SHORT PROBLEM
Drop the pictures from the entries below, then reproduce the rest exactly.

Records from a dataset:
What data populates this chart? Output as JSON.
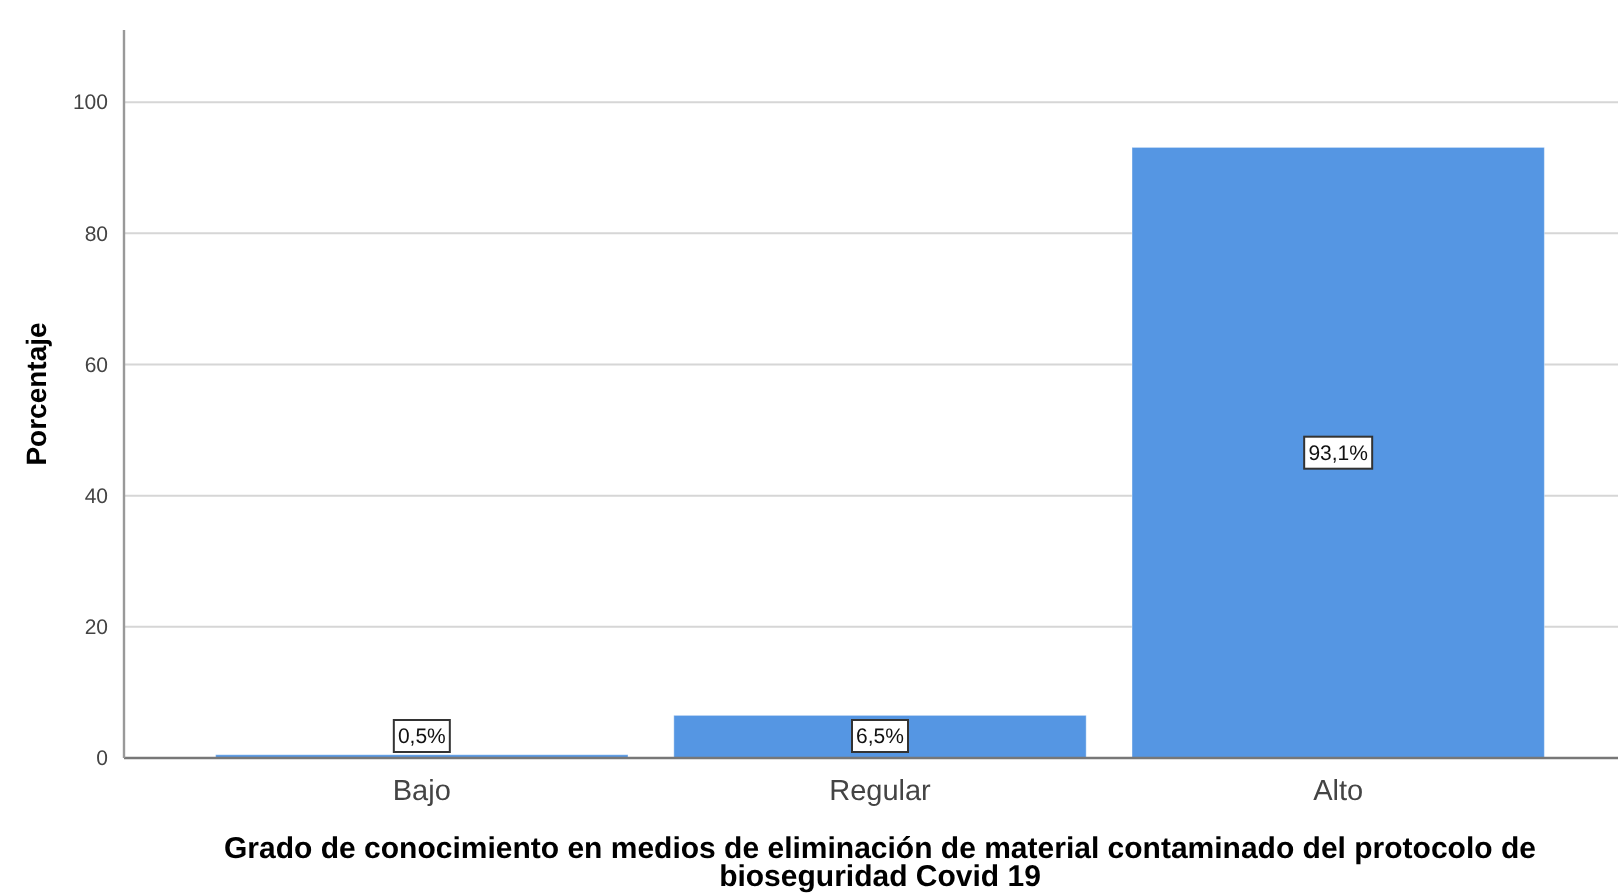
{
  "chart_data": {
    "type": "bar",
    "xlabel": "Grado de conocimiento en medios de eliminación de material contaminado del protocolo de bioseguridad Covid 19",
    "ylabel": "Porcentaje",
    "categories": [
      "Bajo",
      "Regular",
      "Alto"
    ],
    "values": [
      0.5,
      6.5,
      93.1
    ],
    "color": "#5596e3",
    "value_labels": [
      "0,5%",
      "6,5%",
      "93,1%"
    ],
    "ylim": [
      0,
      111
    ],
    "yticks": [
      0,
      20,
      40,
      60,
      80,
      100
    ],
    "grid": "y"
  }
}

SOLVED EXERCISE
What data populates this chart? Output as JSON.
{
  "chart_data": {
    "type": "bar",
    "xlabel": "Grado de conocimiento en medios de eliminación de material contaminado del protocolo de bioseguridad Covid 19",
    "ylabel": "Porcentaje",
    "categories": [
      "Bajo",
      "Regular",
      "Alto"
    ],
    "values": [
      0.5,
      6.5,
      93.1
    ],
    "color": "#5596e3",
    "value_labels": [
      "0,5%",
      "6,5%",
      "93,1%"
    ],
    "ylim": [
      0,
      111
    ],
    "yticks": [
      0,
      20,
      40,
      60,
      80,
      100
    ],
    "grid": "y"
  }
}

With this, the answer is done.